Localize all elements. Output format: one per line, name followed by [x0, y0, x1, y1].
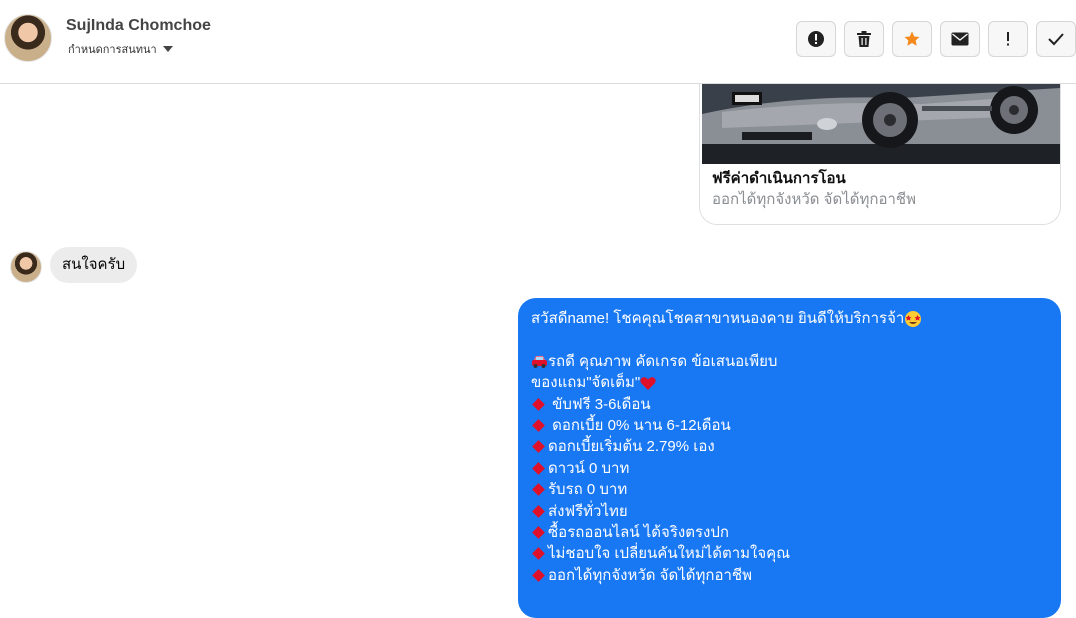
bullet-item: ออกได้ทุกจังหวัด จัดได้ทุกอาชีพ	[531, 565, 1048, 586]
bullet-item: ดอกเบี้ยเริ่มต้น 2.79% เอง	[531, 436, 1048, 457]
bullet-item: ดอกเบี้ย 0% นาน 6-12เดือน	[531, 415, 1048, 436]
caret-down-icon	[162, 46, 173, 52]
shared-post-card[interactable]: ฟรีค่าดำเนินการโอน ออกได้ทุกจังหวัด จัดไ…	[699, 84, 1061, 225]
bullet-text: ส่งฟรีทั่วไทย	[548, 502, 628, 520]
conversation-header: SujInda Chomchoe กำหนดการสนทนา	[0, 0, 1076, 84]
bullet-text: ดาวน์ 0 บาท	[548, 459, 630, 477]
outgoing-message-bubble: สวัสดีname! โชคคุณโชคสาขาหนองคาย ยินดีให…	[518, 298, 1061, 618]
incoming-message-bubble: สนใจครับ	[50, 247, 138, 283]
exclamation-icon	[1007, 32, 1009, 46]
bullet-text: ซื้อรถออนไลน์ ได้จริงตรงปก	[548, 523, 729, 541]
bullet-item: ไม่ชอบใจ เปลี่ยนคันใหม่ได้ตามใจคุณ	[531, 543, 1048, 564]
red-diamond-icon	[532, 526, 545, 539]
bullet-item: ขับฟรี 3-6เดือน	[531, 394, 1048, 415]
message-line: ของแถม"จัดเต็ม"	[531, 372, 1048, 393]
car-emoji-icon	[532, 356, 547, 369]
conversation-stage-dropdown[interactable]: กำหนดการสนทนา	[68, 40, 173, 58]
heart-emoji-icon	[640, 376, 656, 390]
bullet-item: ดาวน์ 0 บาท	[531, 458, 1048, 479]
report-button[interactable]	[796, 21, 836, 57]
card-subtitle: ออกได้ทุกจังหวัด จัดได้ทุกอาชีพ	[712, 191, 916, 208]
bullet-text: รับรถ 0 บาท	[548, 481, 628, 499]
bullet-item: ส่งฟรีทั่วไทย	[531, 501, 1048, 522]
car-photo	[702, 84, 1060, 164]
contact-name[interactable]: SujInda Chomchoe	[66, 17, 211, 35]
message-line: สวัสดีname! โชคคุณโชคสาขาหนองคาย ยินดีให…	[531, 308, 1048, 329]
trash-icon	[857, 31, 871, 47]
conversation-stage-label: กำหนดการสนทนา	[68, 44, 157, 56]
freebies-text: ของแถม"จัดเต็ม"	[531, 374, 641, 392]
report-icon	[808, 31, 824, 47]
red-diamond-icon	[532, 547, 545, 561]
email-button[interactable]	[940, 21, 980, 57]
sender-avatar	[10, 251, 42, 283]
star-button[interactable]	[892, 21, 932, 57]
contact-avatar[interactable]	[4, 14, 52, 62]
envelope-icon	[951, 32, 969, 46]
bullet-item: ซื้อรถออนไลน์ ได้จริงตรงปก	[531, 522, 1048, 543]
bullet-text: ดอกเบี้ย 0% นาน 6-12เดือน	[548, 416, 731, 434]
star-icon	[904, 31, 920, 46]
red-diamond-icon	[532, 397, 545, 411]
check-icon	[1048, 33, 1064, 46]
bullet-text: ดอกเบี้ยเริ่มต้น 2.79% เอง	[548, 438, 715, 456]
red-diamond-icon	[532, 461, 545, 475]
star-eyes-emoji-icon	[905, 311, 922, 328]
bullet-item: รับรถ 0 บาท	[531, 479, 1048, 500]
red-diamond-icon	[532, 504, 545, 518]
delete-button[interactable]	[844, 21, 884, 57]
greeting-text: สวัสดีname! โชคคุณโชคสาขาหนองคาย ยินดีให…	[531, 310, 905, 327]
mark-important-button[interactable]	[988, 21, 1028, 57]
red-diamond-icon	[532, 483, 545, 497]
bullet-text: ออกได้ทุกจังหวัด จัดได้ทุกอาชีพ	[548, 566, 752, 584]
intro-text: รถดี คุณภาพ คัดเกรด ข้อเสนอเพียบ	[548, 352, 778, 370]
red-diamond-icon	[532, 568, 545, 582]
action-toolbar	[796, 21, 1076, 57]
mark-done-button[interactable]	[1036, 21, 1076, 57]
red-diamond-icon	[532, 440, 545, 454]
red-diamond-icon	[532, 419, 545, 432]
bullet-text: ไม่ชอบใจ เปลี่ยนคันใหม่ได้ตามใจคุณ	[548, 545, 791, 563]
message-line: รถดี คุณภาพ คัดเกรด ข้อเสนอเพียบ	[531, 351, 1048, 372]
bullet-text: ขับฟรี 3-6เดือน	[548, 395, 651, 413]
---
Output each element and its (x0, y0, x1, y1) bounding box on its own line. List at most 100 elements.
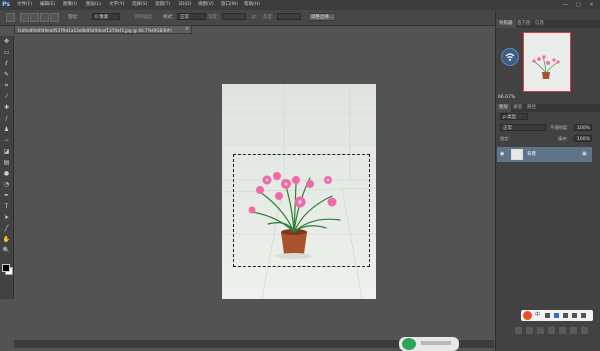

## Brief:
Rewrite the material from the line that has "Localize all elements." through the line that has "46, 173, 52]", changing every "bullet-item" to "list-item" and keeping everything else the same. Omit the picture.

## Response to the task:
Localize all elements. Output format: one per line, name followed by [x0, y0, x1, y1].
list-item: ออกได้ทุกจังหวัด จัดได้ทุกอาชีพ	[531, 565, 1048, 586]
list-item: ดอกเบี้ยเริ่มต้น 2.79% เอง	[531, 436, 1048, 457]
list-item: ดอกเบี้ย 0% นาน 6-12เดือน	[531, 415, 1048, 436]
caret-down-icon	[162, 46, 173, 52]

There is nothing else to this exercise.